* [Exercise] Can you transcribe every line of the items below word for word, leaving the pictures out of your answer?

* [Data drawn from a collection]
■ ■ ■

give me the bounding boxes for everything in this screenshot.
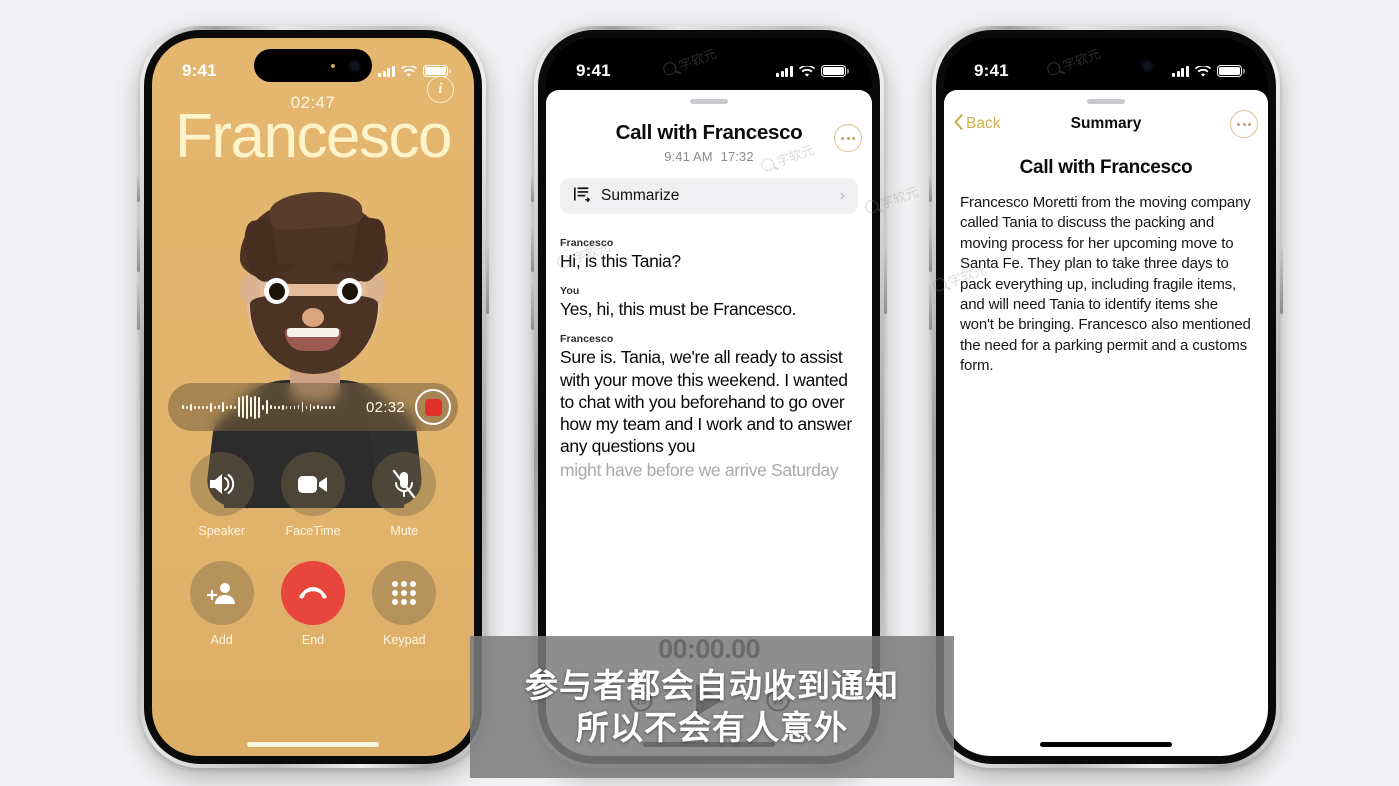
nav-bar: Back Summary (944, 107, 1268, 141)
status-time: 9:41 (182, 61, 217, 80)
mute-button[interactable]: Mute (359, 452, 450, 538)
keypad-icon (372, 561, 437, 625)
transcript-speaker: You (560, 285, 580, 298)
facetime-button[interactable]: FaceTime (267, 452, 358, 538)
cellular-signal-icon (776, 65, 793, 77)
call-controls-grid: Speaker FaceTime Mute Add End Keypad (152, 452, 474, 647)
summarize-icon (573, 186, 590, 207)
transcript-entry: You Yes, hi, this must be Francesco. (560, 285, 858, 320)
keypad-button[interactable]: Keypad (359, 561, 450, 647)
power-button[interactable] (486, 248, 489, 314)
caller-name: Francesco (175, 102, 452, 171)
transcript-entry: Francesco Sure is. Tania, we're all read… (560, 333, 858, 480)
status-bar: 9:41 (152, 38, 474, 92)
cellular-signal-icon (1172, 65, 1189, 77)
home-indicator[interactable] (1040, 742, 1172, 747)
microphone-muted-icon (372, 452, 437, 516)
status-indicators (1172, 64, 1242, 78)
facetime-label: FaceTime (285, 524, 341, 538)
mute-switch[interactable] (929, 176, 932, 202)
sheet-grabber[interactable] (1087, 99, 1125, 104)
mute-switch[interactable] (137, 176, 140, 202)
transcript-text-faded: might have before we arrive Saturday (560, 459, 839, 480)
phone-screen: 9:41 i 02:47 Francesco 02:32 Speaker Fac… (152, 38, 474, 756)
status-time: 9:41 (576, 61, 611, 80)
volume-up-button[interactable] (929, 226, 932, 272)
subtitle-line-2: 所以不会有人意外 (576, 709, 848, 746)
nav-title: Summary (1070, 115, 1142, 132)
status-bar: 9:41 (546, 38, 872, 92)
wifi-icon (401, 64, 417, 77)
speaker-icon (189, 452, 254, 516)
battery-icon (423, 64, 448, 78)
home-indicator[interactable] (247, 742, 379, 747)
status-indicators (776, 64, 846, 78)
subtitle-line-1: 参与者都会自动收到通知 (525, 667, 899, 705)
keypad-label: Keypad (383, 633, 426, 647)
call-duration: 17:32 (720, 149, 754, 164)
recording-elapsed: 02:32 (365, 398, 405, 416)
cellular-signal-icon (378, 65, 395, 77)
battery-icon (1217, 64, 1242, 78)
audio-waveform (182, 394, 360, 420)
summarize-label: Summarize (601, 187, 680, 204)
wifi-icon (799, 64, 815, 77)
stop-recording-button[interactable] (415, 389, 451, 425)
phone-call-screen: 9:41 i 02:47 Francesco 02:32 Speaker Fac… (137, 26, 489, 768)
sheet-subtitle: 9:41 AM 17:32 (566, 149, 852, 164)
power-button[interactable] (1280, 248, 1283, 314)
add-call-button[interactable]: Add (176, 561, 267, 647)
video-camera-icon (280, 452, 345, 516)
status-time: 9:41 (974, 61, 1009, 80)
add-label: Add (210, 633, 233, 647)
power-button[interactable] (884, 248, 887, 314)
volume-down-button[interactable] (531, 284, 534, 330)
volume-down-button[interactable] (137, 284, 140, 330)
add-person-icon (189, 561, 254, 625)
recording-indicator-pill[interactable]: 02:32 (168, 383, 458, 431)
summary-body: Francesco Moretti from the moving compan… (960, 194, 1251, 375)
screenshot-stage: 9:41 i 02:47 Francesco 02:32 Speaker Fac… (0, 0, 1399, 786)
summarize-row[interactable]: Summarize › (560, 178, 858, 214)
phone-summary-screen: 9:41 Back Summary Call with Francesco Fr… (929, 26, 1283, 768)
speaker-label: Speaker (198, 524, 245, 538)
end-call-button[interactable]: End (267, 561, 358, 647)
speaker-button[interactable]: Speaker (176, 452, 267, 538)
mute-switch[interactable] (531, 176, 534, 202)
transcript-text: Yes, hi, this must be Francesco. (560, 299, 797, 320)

■ ■ ■

* [Exercise solution]
give me the bounding boxes for everything in this screenshot.
nav-bar: Back Summary (944, 107, 1268, 141)
status-time: 9:41 (182, 61, 217, 80)
mute-button[interactable]: Mute (359, 452, 450, 538)
keypad-icon (372, 561, 437, 625)
transcript-speaker: You (560, 285, 580, 298)
facetime-button[interactable]: FaceTime (267, 452, 358, 538)
cellular-signal-icon (776, 65, 793, 77)
call-controls-grid: Speaker FaceTime Mute Add End Keypad (152, 452, 474, 647)
summarize-icon (573, 186, 590, 207)
transcript-entry: You Yes, hi, this must be Francesco. (560, 285, 858, 320)
keypad-button[interactable]: Keypad (359, 561, 450, 647)
power-button[interactable] (486, 248, 489, 314)
caller-name: Francesco (175, 102, 452, 171)
transcript-entry: Francesco Sure is. Tania, we're all read… (560, 333, 858, 480)
status-bar: 9:41 (152, 38, 474, 92)
cellular-signal-icon (1172, 65, 1189, 77)
home-indicator[interactable] (1040, 742, 1172, 747)
microphone-muted-icon (372, 452, 437, 516)
status-indicators (1172, 64, 1242, 78)
facetime-label: FaceTime (285, 524, 341, 538)
mute-switch[interactable] (929, 176, 932, 202)
sheet-grabber[interactable] (1087, 99, 1125, 104)
mute-switch[interactable] (137, 176, 140, 202)
transcript-text-faded: might have before we arrive Saturday (560, 459, 839, 480)
phone-screen: 9:41 i 02:47 Francesco 02:32 Speaker Fac… (152, 38, 474, 756)
status-time: 9:41 (576, 61, 611, 80)
volume-up-button[interactable] (929, 226, 932, 272)
subtitle-line-2: 所以不会有人意外 (576, 709, 848, 746)
nav-title: Summary (1070, 115, 1142, 132)
status-bar: 9:41 (546, 38, 872, 92)
wifi-icon (401, 64, 417, 77)
speaker-icon (189, 452, 254, 516)
battery-icon (423, 64, 448, 78)
home-indicator[interactable] (247, 742, 379, 747)
status-indicators (776, 64, 846, 78)
subtitle-line-1: 参与者都会自动收到通知 (525, 667, 899, 705)
keypad-label: Keypad (383, 633, 426, 647)
call-duration: 17:32 (720, 149, 754, 164)
recording-elapsed: 02:32 (365, 398, 405, 416)
cellular-signal-icon (378, 65, 395, 77)
battery-icon (1217, 64, 1242, 78)
audio-waveform (182, 394, 360, 420)
summarize-label: Summarize (601, 187, 680, 204)
wifi-icon (799, 64, 815, 77)
stop-recording-button[interactable] (415, 389, 451, 425)
phone-call-screen: 9:41 i 02:47 Francesco 02:32 Speaker Fac… (137, 26, 489, 768)
sheet-subtitle: 9:41 AM 17:32 (566, 149, 852, 164)
power-button[interactable] (1280, 248, 1283, 314)
add-call-button[interactable]: Add (176, 561, 267, 647)
video-camera-icon (280, 452, 345, 516)
status-time: 9:41 (974, 61, 1009, 80)
add-label: Add (210, 633, 233, 647)
power-button[interactable] (884, 248, 887, 314)
volume-down-button[interactable] (531, 284, 534, 330)
volume-down-button[interactable] (137, 284, 140, 330)
add-person-icon (189, 561, 254, 625)
recording-indicator-pill[interactable]: 02:32 (168, 383, 458, 431)
summary-body: Francesco Moretti from the moving compan… (960, 194, 1251, 375)
screenshot-stage: 9:41 i 02:47 Francesco 02:32 Speaker Fac… (0, 0, 1399, 786)
summarize-row[interactable]: Summarize › (560, 178, 858, 214)
phone-summary-screen: 9:41 Back Summary Call with Francesco Fr… (929, 26, 1283, 768)
speaker-label: Speaker (198, 524, 245, 538)
end-call-button[interactable]: End (267, 561, 358, 647)
speaker-button[interactable]: Speaker (176, 452, 267, 538)
mute-switch[interactable] (531, 176, 534, 202)
transcript-text: Yes, hi, this must be Francesco. (560, 299, 797, 320)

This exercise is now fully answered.